Data for this task start
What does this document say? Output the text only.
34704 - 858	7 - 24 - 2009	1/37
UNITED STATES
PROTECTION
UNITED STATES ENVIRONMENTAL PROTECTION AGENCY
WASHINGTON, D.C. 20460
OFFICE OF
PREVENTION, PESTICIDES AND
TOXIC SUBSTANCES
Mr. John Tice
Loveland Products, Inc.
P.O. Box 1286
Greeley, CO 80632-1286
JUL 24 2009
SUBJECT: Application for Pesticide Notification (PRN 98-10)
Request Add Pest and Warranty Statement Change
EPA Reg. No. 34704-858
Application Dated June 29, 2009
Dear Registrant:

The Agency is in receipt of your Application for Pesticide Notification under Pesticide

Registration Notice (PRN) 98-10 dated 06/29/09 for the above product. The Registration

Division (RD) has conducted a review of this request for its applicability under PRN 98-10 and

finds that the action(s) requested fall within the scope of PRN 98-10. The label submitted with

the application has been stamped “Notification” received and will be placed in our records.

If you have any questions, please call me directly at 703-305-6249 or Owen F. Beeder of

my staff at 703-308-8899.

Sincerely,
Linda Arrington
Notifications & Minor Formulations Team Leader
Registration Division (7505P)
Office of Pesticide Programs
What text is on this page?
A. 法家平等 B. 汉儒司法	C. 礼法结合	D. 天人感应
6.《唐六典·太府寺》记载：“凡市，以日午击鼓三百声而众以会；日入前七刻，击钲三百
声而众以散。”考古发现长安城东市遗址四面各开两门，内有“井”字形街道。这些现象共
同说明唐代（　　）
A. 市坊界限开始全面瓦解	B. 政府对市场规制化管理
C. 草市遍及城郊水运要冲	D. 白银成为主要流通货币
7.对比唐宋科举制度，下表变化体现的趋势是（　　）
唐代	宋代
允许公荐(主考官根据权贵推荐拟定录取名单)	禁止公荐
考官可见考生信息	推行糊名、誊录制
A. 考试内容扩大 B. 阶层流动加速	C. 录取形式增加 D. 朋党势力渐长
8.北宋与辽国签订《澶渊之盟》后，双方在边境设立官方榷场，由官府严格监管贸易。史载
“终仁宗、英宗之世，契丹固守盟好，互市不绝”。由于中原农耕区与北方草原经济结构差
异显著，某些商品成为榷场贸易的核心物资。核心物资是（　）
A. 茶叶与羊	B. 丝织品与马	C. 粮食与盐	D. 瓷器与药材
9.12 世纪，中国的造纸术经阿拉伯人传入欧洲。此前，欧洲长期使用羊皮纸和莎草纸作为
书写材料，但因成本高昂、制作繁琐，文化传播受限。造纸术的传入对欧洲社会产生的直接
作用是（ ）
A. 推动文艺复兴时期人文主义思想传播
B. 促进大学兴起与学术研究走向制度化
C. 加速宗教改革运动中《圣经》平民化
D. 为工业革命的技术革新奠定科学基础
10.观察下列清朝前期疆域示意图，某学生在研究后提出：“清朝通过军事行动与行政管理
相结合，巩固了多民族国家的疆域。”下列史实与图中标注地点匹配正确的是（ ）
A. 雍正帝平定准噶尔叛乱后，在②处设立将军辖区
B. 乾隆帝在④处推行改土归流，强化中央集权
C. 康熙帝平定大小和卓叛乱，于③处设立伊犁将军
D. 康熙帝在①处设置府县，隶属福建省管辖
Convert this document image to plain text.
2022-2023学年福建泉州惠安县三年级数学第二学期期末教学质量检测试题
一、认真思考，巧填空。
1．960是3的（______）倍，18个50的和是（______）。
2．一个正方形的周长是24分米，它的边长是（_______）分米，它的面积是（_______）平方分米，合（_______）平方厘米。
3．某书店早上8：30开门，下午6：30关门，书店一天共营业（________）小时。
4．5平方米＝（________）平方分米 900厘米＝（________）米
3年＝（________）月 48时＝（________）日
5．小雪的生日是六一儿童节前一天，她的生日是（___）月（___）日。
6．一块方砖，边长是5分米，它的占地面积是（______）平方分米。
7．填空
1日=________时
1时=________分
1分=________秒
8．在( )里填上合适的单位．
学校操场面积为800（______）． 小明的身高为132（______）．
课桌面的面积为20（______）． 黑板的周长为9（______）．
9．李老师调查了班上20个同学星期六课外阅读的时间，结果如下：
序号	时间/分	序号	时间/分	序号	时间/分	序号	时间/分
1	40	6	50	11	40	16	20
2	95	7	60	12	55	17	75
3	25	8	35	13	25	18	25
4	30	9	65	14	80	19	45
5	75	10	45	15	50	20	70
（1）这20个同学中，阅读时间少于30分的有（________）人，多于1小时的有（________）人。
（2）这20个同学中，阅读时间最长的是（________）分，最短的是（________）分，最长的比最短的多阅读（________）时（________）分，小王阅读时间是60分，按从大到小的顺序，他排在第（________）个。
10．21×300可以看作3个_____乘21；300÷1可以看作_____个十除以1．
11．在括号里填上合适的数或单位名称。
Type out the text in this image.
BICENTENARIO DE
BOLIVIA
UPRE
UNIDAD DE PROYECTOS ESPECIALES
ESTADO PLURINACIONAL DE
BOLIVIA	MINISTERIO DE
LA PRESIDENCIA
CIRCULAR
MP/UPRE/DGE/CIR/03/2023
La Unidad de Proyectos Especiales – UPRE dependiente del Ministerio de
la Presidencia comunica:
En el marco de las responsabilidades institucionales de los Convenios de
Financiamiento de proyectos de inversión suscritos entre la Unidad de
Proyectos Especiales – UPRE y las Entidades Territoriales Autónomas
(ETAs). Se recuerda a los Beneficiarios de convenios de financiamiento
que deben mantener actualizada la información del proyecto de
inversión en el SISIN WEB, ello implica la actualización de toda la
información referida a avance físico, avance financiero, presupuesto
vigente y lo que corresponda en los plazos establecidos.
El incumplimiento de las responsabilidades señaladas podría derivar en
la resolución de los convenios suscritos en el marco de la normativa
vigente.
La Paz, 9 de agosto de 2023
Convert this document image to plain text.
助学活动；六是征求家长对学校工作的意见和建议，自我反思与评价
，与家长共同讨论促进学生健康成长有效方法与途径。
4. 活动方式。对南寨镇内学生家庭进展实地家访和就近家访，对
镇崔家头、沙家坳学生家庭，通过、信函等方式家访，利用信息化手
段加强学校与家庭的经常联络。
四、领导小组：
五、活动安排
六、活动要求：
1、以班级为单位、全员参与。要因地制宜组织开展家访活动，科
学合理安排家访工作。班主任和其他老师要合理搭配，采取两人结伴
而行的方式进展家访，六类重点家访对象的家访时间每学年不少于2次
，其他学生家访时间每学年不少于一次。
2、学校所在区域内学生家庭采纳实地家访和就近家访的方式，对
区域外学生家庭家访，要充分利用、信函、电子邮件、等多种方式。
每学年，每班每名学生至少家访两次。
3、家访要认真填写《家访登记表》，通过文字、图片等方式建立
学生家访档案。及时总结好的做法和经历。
Data for this task end
- To do
Retype the records above exactly.

- The response
What does this document say? Output the text only.
34704 - 858	7 - 24 - 2009	1/37
UNITED STATES
PROTECTION
UNITED STATES ENVIRONMENTAL PROTECTION AGENCY
WASHINGTON, D.C. 20460
OFFICE OF
PREVENTION, PESTICIDES AND
TOXIC SUBSTANCES
Mr. John Tice
Loveland Products, Inc.
P.O. Box 1286
Greeley, CO 80632-1286
JUL 24 2009
SUBJECT: Application for Pesticide Notification (PRN 98-10)
Request Add Pest and Warranty Statement Change
EPA Reg. No. 34704-858
Application Dated June 29, 2009
Dear Registrant:

The Agency is in receipt of your Application for Pesticide Notification under Pesticide

Registration Notice (PRN) 98-10 dated 06/29/09 for the above product. The Registration

Division (RD) has conducted a review of this request for its applicability under PRN 98-10 and

finds that the action(s) requested fall within the scope of PRN 98-10. The label submitted with

the application has been stamped “Notification” received and will be placed in our records.

If you have any questions, please call me directly at 703-305-6249 or Owen F. Beeder of

my staff at 703-308-8899.

Sincerely,
Linda Arrington
Notifications & Minor Formulations Team Leader
Registration Division (7505P)
Office of Pesticide Programs
What text is on this page?
A. 法家平等 B. 汉儒司法	C. 礼法结合	D. 天人感应
6.《唐六典·太府寺》记载：“凡市，以日午击鼓三百声而众以会；日入前七刻，击钲三百
声而众以散。”考古发现长安城东市遗址四面各开两门，内有“井”字形街道。这些现象共
同说明唐代（　　）
A. 市坊界限开始全面瓦解	B. 政府对市场规制化管理
C. 草市遍及城郊水运要冲	D. 白银成为主要流通货币
7.对比唐宋科举制度，下表变化体现的趋势是（　　）
唐代	宋代
允许公荐(主考官根据权贵推荐拟定录取名单)	禁止公荐
考官可见考生信息	推行糊名、誊录制
A. 考试内容扩大 B. 阶层流动加速	C. 录取形式增加 D. 朋党势力渐长
8.北宋与辽国签订《澶渊之盟》后，双方在边境设立官方榷场，由官府严格监管贸易。史载
“终仁宗、英宗之世，契丹固守盟好，互市不绝”。由于中原农耕区与北方草原经济结构差
异显著，某些商品成为榷场贸易的核心物资。核心物资是（　）
A. 茶叶与羊	B. 丝织品与马	C. 粮食与盐	D. 瓷器与药材
9.12 世纪，中国的造纸术经阿拉伯人传入欧洲。此前，欧洲长期使用羊皮纸和莎草纸作为
书写材料，但因成本高昂、制作繁琐，文化传播受限。造纸术的传入对欧洲社会产生的直接
作用是（ ）
A. 推动文艺复兴时期人文主义思想传播
B. 促进大学兴起与学术研究走向制度化
C. 加速宗教改革运动中《圣经》平民化
D. 为工业革命的技术革新奠定科学基础
10.观察下列清朝前期疆域示意图，某学生在研究后提出：“清朝通过军事行动与行政管理
相结合，巩固了多民族国家的疆域。”下列史实与图中标注地点匹配正确的是（ ）
A. 雍正帝平定准噶尔叛乱后，在②处设立将军辖区
B. 乾隆帝在④处推行改土归流，强化中央集权
C. 康熙帝平定大小和卓叛乱，于③处设立伊犁将军
D. 康熙帝在①处设置府县，隶属福建省管辖
Convert this document image to plain text.
2022-2023学年福建泉州惠安县三年级数学第二学期期末教学质量检测试题
一、认真思考，巧填空。
1．960是3的（______）倍，18个50的和是（______）。
2．一个正方形的周长是24分米，它的边长是（_______）分米，它的面积是（_______）平方分米，合（_______）平方厘米。
3．某书店早上8：30开门，下午6：30关门，书店一天共营业（________）小时。
4．5平方米＝（________）平方分米 900厘米＝（________）米
3年＝（________）月 48时＝（________）日
5．小雪的生日是六一儿童节前一天，她的生日是（___）月（___）日。
6．一块方砖，边长是5分米，它的占地面积是（______）平方分米。
7．填空
1日=________时
1时=________分
1分=________秒
8．在( )里填上合适的单位．
学校操场面积为800（______）． 小明的身高为132（______）．
课桌面的面积为20（______）． 黑板的周长为9（______）．
9．李老师调查了班上20个同学星期六课外阅读的时间，结果如下：
序号	时间/分	序号	时间/分	序号	时间/分	序号	时间/分
1	40	6	50	11	40	16	20
2	95	7	60	12	55	17	75
3	25	8	35	13	25	18	25
4	30	9	65	14	80	19	45
5	75	10	45	15	50	20	70
（1）这20个同学中，阅读时间少于30分的有（________）人，多于1小时的有（________）人。
（2）这20个同学中，阅读时间最长的是（________）分，最短的是（________）分，最长的比最短的多阅读（________）时（________）分，小王阅读时间是60分，按从大到小的顺序，他排在第（________）个。
10．21×300可以看作3个_____乘21；300÷1可以看作_____个十除以1．
11．在括号里填上合适的数或单位名称。
Type out the text in this image.
BICENTENARIO DE
BOLIVIA
UPRE
UNIDAD DE PROYECTOS ESPECIALES
ESTADO PLURINACIONAL DE
BOLIVIA	MINISTERIO DE
LA PRESIDENCIA
CIRCULAR
MP/UPRE/DGE/CIR/03/2023
La Unidad de Proyectos Especiales – UPRE dependiente del Ministerio de
la Presidencia comunica:
En el marco de las responsabilidades institucionales de los Convenios de
Financiamiento de proyectos de inversión suscritos entre la Unidad de
Proyectos Especiales – UPRE y las Entidades Territoriales Autónomas
(ETAs). Se recuerda a los Beneficiarios de convenios de financiamiento
que deben mantener actualizada la información del proyecto de
inversión en el SISIN WEB, ello implica la actualización de toda la
información referida a avance físico, avance financiero, presupuesto
vigente y lo que corresponda en los plazos establecidos.
El incumplimiento de las responsabilidades señaladas podría derivar en
la resolución de los convenios suscritos en el marco de la normativa
vigente.
La Paz, 9 de agosto de 2023
Convert this document image to plain text.
助学活动；六是征求家长对学校工作的意见和建议，自我反思与评价
，与家长共同讨论促进学生健康成长有效方法与途径。
4. 活动方式。对南寨镇内学生家庭进展实地家访和就近家访，对
镇崔家头、沙家坳学生家庭，通过、信函等方式家访，利用信息化手
段加强学校与家庭的经常联络。
四、领导小组：
五、活动安排
六、活动要求：
1、以班级为单位、全员参与。要因地制宜组织开展家访活动，科
学合理安排家访工作。班主任和其他老师要合理搭配，采取两人结伴
而行的方式进展家访，六类重点家访对象的家访时间每学年不少于2次
，其他学生家访时间每学年不少于一次。
2、学校所在区域内学生家庭采纳实地家访和就近家访的方式，对
区域外学生家庭家访，要充分利用、信函、电子邮件、等多种方式。
每学年，每班每名学生至少家访两次。
3、家访要认真填写《家访登记表》，通过文字、图片等方式建立
学生家访档案。及时总结好的做法和经历。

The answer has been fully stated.